Apart from the images, output the data below exactly.

:: Provided records ::

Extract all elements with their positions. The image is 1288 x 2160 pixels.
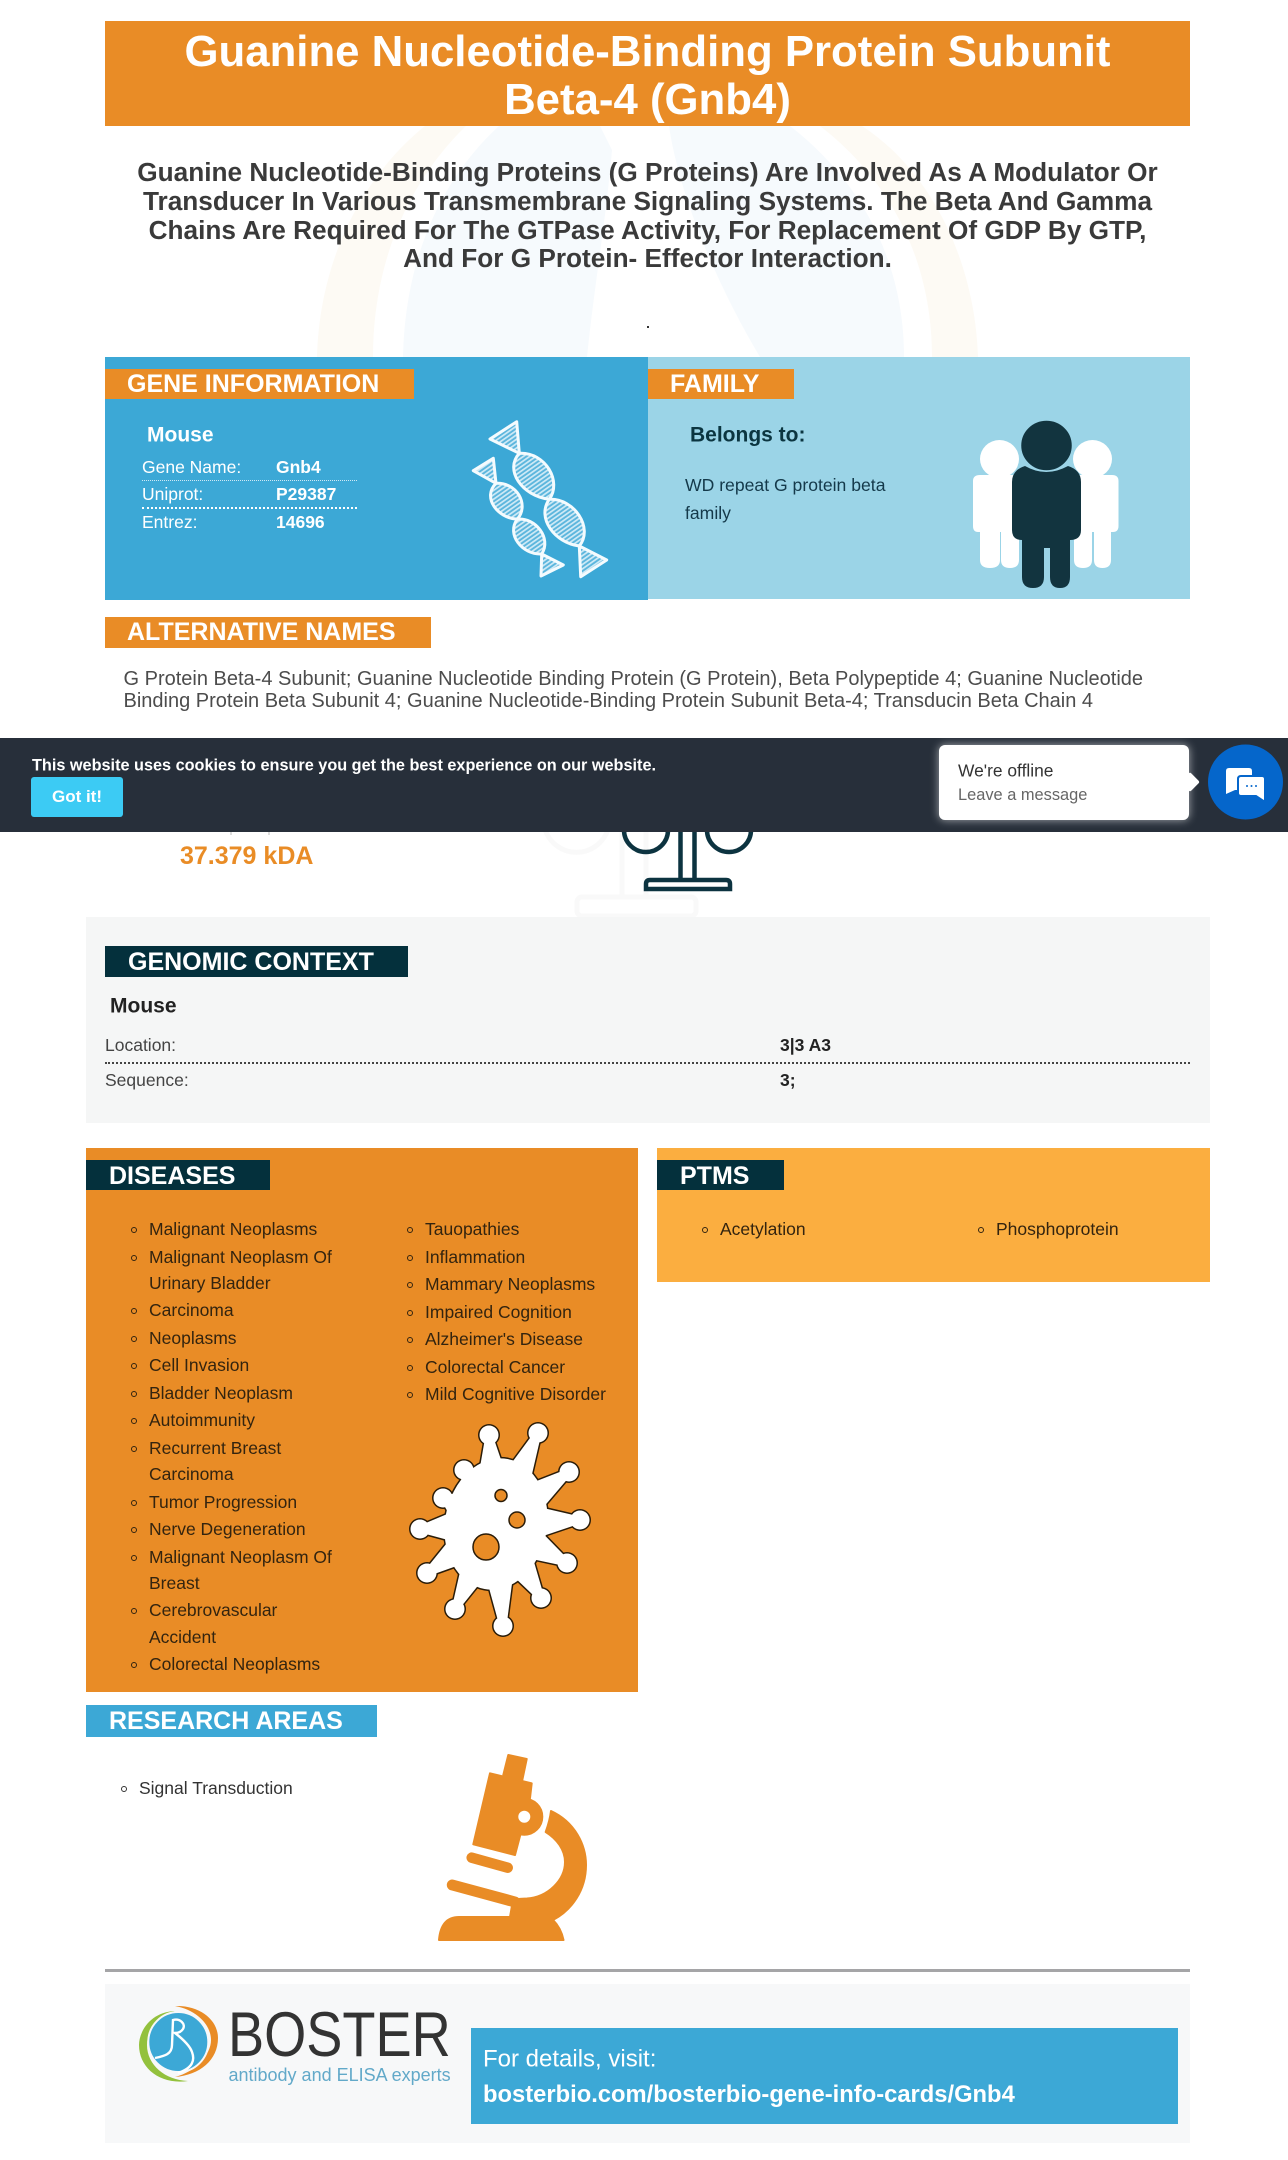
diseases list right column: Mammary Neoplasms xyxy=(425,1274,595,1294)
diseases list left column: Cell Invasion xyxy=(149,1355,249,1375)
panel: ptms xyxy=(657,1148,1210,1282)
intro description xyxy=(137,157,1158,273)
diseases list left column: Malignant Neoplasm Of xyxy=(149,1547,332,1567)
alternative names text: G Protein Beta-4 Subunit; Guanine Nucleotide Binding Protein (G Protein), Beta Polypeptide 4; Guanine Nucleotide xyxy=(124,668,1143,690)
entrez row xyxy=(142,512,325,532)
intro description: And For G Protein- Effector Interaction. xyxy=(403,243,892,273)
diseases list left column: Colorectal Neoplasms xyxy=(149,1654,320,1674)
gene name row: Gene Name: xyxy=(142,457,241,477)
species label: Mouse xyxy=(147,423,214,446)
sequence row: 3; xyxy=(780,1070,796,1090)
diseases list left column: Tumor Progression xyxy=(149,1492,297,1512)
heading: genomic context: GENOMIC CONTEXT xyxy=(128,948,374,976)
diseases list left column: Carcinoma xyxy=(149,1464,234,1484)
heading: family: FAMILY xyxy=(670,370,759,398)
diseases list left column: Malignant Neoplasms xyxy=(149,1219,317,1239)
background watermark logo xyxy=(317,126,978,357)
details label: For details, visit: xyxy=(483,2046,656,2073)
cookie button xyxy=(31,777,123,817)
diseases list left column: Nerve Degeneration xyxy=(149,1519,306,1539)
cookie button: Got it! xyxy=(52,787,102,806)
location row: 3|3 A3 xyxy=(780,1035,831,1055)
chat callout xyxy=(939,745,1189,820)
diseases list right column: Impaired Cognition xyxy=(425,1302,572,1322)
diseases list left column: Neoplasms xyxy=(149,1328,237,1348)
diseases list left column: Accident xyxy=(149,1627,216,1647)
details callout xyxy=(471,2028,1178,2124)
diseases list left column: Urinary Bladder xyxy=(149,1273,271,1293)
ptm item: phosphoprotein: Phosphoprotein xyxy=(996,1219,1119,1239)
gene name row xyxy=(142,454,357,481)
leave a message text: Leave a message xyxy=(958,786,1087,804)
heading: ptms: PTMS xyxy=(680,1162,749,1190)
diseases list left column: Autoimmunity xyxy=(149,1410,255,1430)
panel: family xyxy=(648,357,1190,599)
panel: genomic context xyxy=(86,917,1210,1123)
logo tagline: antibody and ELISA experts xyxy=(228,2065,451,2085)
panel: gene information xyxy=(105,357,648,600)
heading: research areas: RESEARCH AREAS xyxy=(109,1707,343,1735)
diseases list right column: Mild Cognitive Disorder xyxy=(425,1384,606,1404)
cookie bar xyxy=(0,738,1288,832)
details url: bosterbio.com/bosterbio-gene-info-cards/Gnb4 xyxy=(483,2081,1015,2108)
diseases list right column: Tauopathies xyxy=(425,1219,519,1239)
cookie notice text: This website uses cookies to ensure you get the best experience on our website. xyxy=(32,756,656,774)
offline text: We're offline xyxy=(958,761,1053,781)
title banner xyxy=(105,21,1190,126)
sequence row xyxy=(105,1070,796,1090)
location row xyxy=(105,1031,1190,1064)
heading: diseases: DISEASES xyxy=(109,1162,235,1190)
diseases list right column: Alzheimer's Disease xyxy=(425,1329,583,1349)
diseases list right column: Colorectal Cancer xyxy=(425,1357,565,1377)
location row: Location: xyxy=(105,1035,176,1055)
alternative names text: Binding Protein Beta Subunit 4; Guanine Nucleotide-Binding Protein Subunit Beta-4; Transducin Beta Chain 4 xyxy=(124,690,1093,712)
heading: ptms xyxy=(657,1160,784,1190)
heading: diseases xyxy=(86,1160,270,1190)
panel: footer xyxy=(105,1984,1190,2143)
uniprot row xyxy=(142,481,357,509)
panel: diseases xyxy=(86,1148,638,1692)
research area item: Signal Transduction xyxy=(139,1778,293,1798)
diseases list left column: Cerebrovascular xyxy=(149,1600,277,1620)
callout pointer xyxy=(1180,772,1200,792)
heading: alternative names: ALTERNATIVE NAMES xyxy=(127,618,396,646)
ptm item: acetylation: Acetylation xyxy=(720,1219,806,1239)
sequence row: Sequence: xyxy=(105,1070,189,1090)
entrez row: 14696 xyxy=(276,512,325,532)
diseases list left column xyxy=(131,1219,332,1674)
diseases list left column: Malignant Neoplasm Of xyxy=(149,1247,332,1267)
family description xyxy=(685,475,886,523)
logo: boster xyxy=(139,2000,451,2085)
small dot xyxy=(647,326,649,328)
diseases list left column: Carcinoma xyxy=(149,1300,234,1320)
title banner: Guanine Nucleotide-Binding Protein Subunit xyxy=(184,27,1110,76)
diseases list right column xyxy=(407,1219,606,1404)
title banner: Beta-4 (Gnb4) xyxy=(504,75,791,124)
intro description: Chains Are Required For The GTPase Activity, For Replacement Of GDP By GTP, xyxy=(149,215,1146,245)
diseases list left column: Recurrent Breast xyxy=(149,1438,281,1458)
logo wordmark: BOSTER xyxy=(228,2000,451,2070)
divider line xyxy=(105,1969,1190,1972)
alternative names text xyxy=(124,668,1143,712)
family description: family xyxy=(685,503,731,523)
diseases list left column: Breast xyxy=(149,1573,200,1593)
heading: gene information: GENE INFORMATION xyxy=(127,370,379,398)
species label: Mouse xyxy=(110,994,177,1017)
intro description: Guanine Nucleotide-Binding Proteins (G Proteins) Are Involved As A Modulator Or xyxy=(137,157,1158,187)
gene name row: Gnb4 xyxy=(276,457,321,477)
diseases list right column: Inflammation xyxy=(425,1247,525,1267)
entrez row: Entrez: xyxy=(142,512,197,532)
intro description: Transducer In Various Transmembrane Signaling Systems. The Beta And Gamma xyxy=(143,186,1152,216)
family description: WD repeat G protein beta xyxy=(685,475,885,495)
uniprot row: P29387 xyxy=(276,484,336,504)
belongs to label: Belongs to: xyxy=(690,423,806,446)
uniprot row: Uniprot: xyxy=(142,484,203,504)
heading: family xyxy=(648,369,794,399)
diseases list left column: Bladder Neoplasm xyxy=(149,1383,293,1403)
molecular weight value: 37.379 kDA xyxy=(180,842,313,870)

:::

◆ Task solution ◆
Extract all elements with their positions. The image is 1288 x 2160 pixels.
diseases list right column: Mammary Neoplasms xyxy=(425,1274,595,1294)
diseases list left column: Cell Invasion xyxy=(149,1355,249,1375)
panel: ptms xyxy=(657,1148,1210,1282)
intro description xyxy=(137,157,1158,273)
diseases list left column: Malignant Neoplasm Of xyxy=(149,1547,332,1567)
alternative names text: G Protein Beta-4 Subunit; Guanine Nucleotide Binding Protein (G Protein), Beta Polypeptide 4; Guanine Nucleotide xyxy=(124,668,1143,690)
entrez row xyxy=(142,512,325,532)
intro description: And For G Protein- Effector Interaction. xyxy=(403,243,892,273)
diseases list left column: Colorectal Neoplasms xyxy=(149,1654,320,1674)
gene name row: Gene Name: xyxy=(142,457,241,477)
species label: Mouse xyxy=(147,423,214,446)
sequence row: 3; xyxy=(780,1070,796,1090)
diseases list left column: Tumor Progression xyxy=(149,1492,297,1512)
heading: genomic context: GENOMIC CONTEXT xyxy=(128,948,374,976)
diseases list left column: Carcinoma xyxy=(149,1464,234,1484)
heading: family: FAMILY xyxy=(670,370,759,398)
diseases list left column: Malignant Neoplasms xyxy=(149,1219,317,1239)
background watermark logo xyxy=(317,126,978,357)
details label: For details, visit: xyxy=(483,2046,656,2073)
cookie button xyxy=(31,777,123,817)
diseases list left column: Nerve Degeneration xyxy=(149,1519,306,1539)
cookie button: Got it! xyxy=(52,787,102,806)
location row: 3|3 A3 xyxy=(780,1035,831,1055)
chat callout xyxy=(939,745,1189,820)
diseases list right column: Impaired Cognition xyxy=(425,1302,572,1322)
diseases list left column: Neoplasms xyxy=(149,1328,237,1348)
diseases list left column: Accident xyxy=(149,1627,216,1647)
details callout xyxy=(471,2028,1178,2124)
diseases list left column: Urinary Bladder xyxy=(149,1273,271,1293)
ptm item: phosphoprotein: Phosphoprotein xyxy=(996,1219,1119,1239)
gene name row xyxy=(142,454,357,481)
leave a message text: Leave a message xyxy=(958,786,1087,804)
heading: ptms: PTMS xyxy=(680,1162,749,1190)
diseases list left column: Autoimmunity xyxy=(149,1410,255,1430)
panel: family xyxy=(648,357,1190,599)
panel: genomic context xyxy=(86,917,1210,1123)
logo tagline: antibody and ELISA experts xyxy=(228,2065,451,2085)
panel: gene information xyxy=(105,357,648,600)
heading: research areas: RESEARCH AREAS xyxy=(109,1707,343,1735)
diseases list right column: Mild Cognitive Disorder xyxy=(425,1384,606,1404)
cookie bar xyxy=(0,738,1288,832)
details url: bosterbio.com/bosterbio-gene-info-cards/Gnb4 xyxy=(483,2081,1015,2108)
diseases list right column: Tauopathies xyxy=(425,1219,519,1239)
cookie notice text: This website uses cookies to ensure you get the best experience on our website. xyxy=(32,756,656,774)
offline text: We're offline xyxy=(958,761,1053,781)
title banner xyxy=(105,21,1190,126)
sequence row xyxy=(105,1070,796,1090)
location row xyxy=(105,1031,1190,1064)
heading: diseases: DISEASES xyxy=(109,1162,235,1190)
diseases list right column: Alzheimer's Disease xyxy=(425,1329,583,1349)
diseases list right column: Colorectal Cancer xyxy=(425,1357,565,1377)
location row: Location: xyxy=(105,1035,176,1055)
alternative names text: Binding Protein Beta Subunit 4; Guanine Nucleotide-Binding Protein Subunit Beta-4; Transducin Beta Chain 4 xyxy=(124,690,1093,712)
heading: ptms xyxy=(657,1160,784,1190)
heading: diseases xyxy=(86,1160,270,1190)
panel: footer xyxy=(105,1984,1190,2143)
uniprot row xyxy=(142,481,357,509)
panel: diseases xyxy=(86,1148,638,1692)
research area item: Signal Transduction xyxy=(139,1778,293,1798)
diseases list left column: Cerebrovascular xyxy=(149,1600,277,1620)
callout pointer xyxy=(1180,772,1200,792)
heading: alternative names: ALTERNATIVE NAMES xyxy=(127,618,396,646)
ptm item: acetylation: Acetylation xyxy=(720,1219,806,1239)
sequence row: Sequence: xyxy=(105,1070,189,1090)
entrez row: 14696 xyxy=(276,512,325,532)
diseases list left column xyxy=(131,1219,332,1674)
diseases list left column: Malignant Neoplasm Of xyxy=(149,1247,332,1267)
family description xyxy=(685,475,886,523)
logo: boster xyxy=(139,2000,451,2085)
small dot xyxy=(647,326,649,328)
diseases list left column: Carcinoma xyxy=(149,1300,234,1320)
title banner: Guanine Nucleotide-Binding Protein Subunit xyxy=(184,27,1110,76)
diseases list right column xyxy=(407,1219,606,1404)
title banner: Beta-4 (Gnb4) xyxy=(504,75,791,124)
intro description: Chains Are Required For The GTPase Activity, For Replacement Of GDP By GTP, xyxy=(149,215,1146,245)
diseases list left column: Recurrent Breast xyxy=(149,1438,281,1458)
logo wordmark: BOSTER xyxy=(228,2000,451,2070)
divider line xyxy=(105,1969,1190,1972)
alternative names text xyxy=(124,668,1143,712)
family description: family xyxy=(685,503,731,523)
diseases list left column: Breast xyxy=(149,1573,200,1593)
heading: gene information: GENE INFORMATION xyxy=(127,370,379,398)
species label: Mouse xyxy=(110,994,177,1017)
intro description: Guanine Nucleotide-Binding Proteins (G Proteins) Are Involved As A Modulator Or xyxy=(137,157,1158,187)
gene name row: Gnb4 xyxy=(276,457,321,477)
diseases list right column: Inflammation xyxy=(425,1247,525,1267)
entrez row: Entrez: xyxy=(142,512,197,532)
intro description: Transducer In Various Transmembrane Signaling Systems. The Beta And Gamma xyxy=(143,186,1152,216)
family description: WD repeat G protein beta xyxy=(685,475,885,495)
uniprot row: P29387 xyxy=(276,484,336,504)
belongs to label: Belongs to: xyxy=(690,423,806,446)
uniprot row: Uniprot: xyxy=(142,484,203,504)
heading: family xyxy=(648,369,794,399)
diseases list left column: Bladder Neoplasm xyxy=(149,1383,293,1403)
molecular weight value: 37.379 kDA xyxy=(180,842,313,870)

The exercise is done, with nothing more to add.